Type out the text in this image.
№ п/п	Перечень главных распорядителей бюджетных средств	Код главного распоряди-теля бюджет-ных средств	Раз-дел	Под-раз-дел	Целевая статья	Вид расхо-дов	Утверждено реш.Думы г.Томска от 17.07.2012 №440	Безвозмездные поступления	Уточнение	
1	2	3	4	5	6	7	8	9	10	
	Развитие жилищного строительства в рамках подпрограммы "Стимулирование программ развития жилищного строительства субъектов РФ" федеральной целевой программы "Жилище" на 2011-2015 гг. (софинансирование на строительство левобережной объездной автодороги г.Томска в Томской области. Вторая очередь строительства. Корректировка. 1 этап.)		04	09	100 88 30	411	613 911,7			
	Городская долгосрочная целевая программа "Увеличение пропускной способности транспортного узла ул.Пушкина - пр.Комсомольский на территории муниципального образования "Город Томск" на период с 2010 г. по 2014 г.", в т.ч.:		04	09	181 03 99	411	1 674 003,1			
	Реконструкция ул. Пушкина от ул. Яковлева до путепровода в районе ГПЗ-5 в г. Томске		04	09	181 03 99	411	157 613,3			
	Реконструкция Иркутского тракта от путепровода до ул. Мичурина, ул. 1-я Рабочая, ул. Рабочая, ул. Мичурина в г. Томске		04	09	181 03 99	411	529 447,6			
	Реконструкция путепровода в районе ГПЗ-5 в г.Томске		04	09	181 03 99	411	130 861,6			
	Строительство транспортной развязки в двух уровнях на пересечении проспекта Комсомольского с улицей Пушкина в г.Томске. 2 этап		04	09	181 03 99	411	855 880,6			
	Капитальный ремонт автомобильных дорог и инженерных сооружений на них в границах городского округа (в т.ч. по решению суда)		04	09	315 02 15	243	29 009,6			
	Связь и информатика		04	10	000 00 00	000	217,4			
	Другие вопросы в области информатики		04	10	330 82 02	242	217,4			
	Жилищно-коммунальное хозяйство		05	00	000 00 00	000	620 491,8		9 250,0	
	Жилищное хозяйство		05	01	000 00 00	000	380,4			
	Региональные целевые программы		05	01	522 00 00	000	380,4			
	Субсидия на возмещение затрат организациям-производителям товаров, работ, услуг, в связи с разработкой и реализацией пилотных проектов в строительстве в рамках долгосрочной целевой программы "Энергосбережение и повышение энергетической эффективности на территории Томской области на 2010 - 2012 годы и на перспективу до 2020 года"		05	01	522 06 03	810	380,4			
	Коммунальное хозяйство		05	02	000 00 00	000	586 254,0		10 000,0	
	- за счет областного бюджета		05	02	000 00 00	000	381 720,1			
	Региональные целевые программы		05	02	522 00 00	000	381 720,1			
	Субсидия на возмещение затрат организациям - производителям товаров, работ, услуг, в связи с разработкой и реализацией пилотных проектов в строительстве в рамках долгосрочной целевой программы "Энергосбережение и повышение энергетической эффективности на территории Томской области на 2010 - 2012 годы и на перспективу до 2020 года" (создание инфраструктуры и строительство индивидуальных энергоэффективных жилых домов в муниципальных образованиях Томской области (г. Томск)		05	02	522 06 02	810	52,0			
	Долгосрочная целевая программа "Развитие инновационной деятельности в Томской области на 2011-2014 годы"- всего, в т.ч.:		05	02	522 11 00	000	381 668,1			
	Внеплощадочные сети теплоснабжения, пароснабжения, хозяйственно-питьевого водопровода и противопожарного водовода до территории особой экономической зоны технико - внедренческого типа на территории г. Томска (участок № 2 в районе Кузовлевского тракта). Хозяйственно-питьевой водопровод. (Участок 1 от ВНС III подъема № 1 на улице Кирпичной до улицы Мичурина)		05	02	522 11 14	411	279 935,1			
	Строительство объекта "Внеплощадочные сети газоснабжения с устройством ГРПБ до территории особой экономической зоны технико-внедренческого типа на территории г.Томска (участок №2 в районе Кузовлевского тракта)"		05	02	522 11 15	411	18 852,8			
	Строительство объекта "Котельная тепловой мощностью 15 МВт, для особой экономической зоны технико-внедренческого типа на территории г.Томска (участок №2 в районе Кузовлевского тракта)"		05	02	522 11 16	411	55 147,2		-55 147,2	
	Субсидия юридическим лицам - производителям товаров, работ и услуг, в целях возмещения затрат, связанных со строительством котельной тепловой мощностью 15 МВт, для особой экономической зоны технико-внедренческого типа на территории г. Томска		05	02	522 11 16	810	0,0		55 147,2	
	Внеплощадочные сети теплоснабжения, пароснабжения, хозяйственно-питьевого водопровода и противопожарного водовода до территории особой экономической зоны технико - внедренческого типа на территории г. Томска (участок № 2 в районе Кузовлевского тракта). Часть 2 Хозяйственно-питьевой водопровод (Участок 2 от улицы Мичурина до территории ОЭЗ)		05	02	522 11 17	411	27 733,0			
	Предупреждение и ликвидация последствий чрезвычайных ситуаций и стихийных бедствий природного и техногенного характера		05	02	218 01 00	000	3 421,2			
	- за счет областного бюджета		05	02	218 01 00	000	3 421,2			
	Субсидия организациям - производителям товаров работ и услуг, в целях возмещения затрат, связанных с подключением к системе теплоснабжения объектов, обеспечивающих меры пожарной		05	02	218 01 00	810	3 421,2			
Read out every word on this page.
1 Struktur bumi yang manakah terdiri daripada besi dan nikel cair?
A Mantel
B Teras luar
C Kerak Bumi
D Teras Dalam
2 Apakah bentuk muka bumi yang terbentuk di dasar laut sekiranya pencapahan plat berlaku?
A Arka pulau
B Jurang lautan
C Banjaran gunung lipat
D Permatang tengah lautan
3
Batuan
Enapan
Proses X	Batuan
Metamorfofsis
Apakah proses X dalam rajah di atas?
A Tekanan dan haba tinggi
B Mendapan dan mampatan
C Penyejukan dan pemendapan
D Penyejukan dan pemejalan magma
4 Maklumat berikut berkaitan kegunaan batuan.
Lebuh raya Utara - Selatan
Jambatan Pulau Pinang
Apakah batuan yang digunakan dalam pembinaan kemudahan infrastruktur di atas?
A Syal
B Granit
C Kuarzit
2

> [TASK PROMPT] Write out the data again, exactly and in full.

> [ANSWER FOR THIS EXERCISE]
Type out the text in this image.
№ п/п	Перечень главных распорядителей бюджетных средств	Код главного распоряди-теля бюджет-ных средств	Раз-дел	Под-раз-дел	Целевая статья	Вид расхо-дов	Утверждено реш.Думы г.Томска от 17.07.2012 №440	Безвозмездные поступления	Уточнение	
1	2	3	4	5	6	7	8	9	10	
	Развитие жилищного строительства в рамках подпрограммы "Стимулирование программ развития жилищного строительства субъектов РФ" федеральной целевой программы "Жилище" на 2011-2015 гг. (софинансирование на строительство левобережной объездной автодороги г.Томска в Томской области. Вторая очередь строительства. Корректировка. 1 этап.)		04	09	100 88 30	411	613 911,7			
	Городская долгосрочная целевая программа "Увеличение пропускной способности транспортного узла ул.Пушкина - пр.Комсомольский на территории муниципального образования "Город Томск" на период с 2010 г. по 2014 г.", в т.ч.:		04	09	181 03 99	411	1 674 003,1			
	Реконструкция ул. Пушкина от ул. Яковлева до путепровода в районе ГПЗ-5 в г. Томске		04	09	181 03 99	411	157 613,3			
	Реконструкция Иркутского тракта от путепровода до ул. Мичурина, ул. 1-я Рабочая, ул. Рабочая, ул. Мичурина в г. Томске		04	09	181 03 99	411	529 447,6			
	Реконструкция путепровода в районе ГПЗ-5 в г.Томске		04	09	181 03 99	411	130 861,6			
	Строительство транспортной развязки в двух уровнях на пересечении проспекта Комсомольского с улицей Пушкина в г.Томске. 2 этап		04	09	181 03 99	411	855 880,6			
	Капитальный ремонт автомобильных дорог и инженерных сооружений на них в границах городского округа (в т.ч. по решению суда)		04	09	315 02 15	243	29 009,6			
	Связь и информатика		04	10	000 00 00	000	217,4			
	Другие вопросы в области информатики		04	10	330 82 02	242	217,4			
	Жилищно-коммунальное хозяйство		05	00	000 00 00	000	620 491,8		9 250,0	
	Жилищное хозяйство		05	01	000 00 00	000	380,4			
	Региональные целевые программы		05	01	522 00 00	000	380,4			
	Субсидия на возмещение затрат организациям-производителям товаров, работ, услуг, в связи с разработкой и реализацией пилотных проектов в строительстве в рамках долгосрочной целевой программы "Энергосбережение и повышение энергетической эффективности на территории Томской области на 2010 - 2012 годы и на перспективу до 2020 года"		05	01	522 06 03	810	380,4			
	Коммунальное хозяйство		05	02	000 00 00	000	586 254,0		10 000,0	
	- за счет областного бюджета		05	02	000 00 00	000	381 720,1			
	Региональные целевые программы		05	02	522 00 00	000	381 720,1			
	Субсидия на возмещение затрат организациям - производителям товаров, работ, услуг, в связи с разработкой и реализацией пилотных проектов в строительстве в рамках долгосрочной целевой программы "Энергосбережение и повышение энергетической эффективности на территории Томской области на 2010 - 2012 годы и на перспективу до 2020 года" (создание инфраструктуры и строительство индивидуальных энергоэффективных жилых домов в муниципальных образованиях Томской области (г. Томск)		05	02	522 06 02	810	52,0			
	Долгосрочная целевая программа "Развитие инновационной деятельности в Томской области на 2011-2014 годы"- всего, в т.ч.:		05	02	522 11 00	000	381 668,1			
	Внеплощадочные сети теплоснабжения, пароснабжения, хозяйственно-питьевого водопровода и противопожарного водовода до территории особой экономической зоны технико - внедренческого типа на территории г. Томска (участок № 2 в районе Кузовлевского тракта). Хозяйственно-питьевой водопровод. (Участок 1 от ВНС III подъема № 1 на улице Кирпичной до улицы Мичурина)		05	02	522 11 14	411	279 935,1			
	Строительство объекта "Внеплощадочные сети газоснабжения с устройством ГРПБ до территории особой экономической зоны технико-внедренческого типа на территории г.Томска (участок №2 в районе Кузовлевского тракта)"		05	02	522 11 15	411	18 852,8			
	Строительство объекта "Котельная тепловой мощностью 15 МВт, для особой экономической зоны технико-внедренческого типа на территории г.Томска (участок №2 в районе Кузовлевского тракта)"		05	02	522 11 16	411	55 147,2		-55 147,2	
	Субсидия юридическим лицам - производителям товаров, работ и услуг, в целях возмещения затрат, связанных со строительством котельной тепловой мощностью 15 МВт, для особой экономической зоны технико-внедренческого типа на территории г. Томска		05	02	522 11 16	810	0,0		55 147,2	
	Внеплощадочные сети теплоснабжения, пароснабжения, хозяйственно-питьевого водопровода и противопожарного водовода до территории особой экономической зоны технико - внедренческого типа на территории г. Томска (участок № 2 в районе Кузовлевского тракта). Часть 2 Хозяйственно-питьевой водопровод (Участок 2 от улицы Мичурина до территории ОЭЗ)		05	02	522 11 17	411	27 733,0			
	Предупреждение и ликвидация последствий чрезвычайных ситуаций и стихийных бедствий природного и техногенного характера		05	02	218 01 00	000	3 421,2			
	- за счет областного бюджета		05	02	218 01 00	000	3 421,2			
	Субсидия организациям - производителям товаров работ и услуг, в целях возмещения затрат, связанных с подключением к системе теплоснабжения объектов, обеспечивающих меры пожарной		05	02	218 01 00	810	3 421,2			
Read out every word on this page.
1 Struktur bumi yang manakah terdiri daripada besi dan nikel cair?
A Mantel
B Teras luar
C Kerak Bumi
D Teras Dalam
2 Apakah bentuk muka bumi yang terbentuk di dasar laut sekiranya pencapahan plat berlaku?
A Arka pulau
B Jurang lautan
C Banjaran gunung lipat
D Permatang tengah lautan
3
Batuan
Enapan
Proses X	Batuan
Metamorfofsis
Apakah proses X dalam rajah di atas?
A Tekanan dan haba tinggi
B Mendapan dan mampatan
C Penyejukan dan pemendapan
D Penyejukan dan pemejalan magma
4 Maklumat berikut berkaitan kegunaan batuan.
Lebuh raya Utara - Selatan
Jambatan Pulau Pinang
Apakah batuan yang digunakan dalam pembinaan kemudahan infrastruktur di atas?
A Syal
B Granit
C Kuarzit
2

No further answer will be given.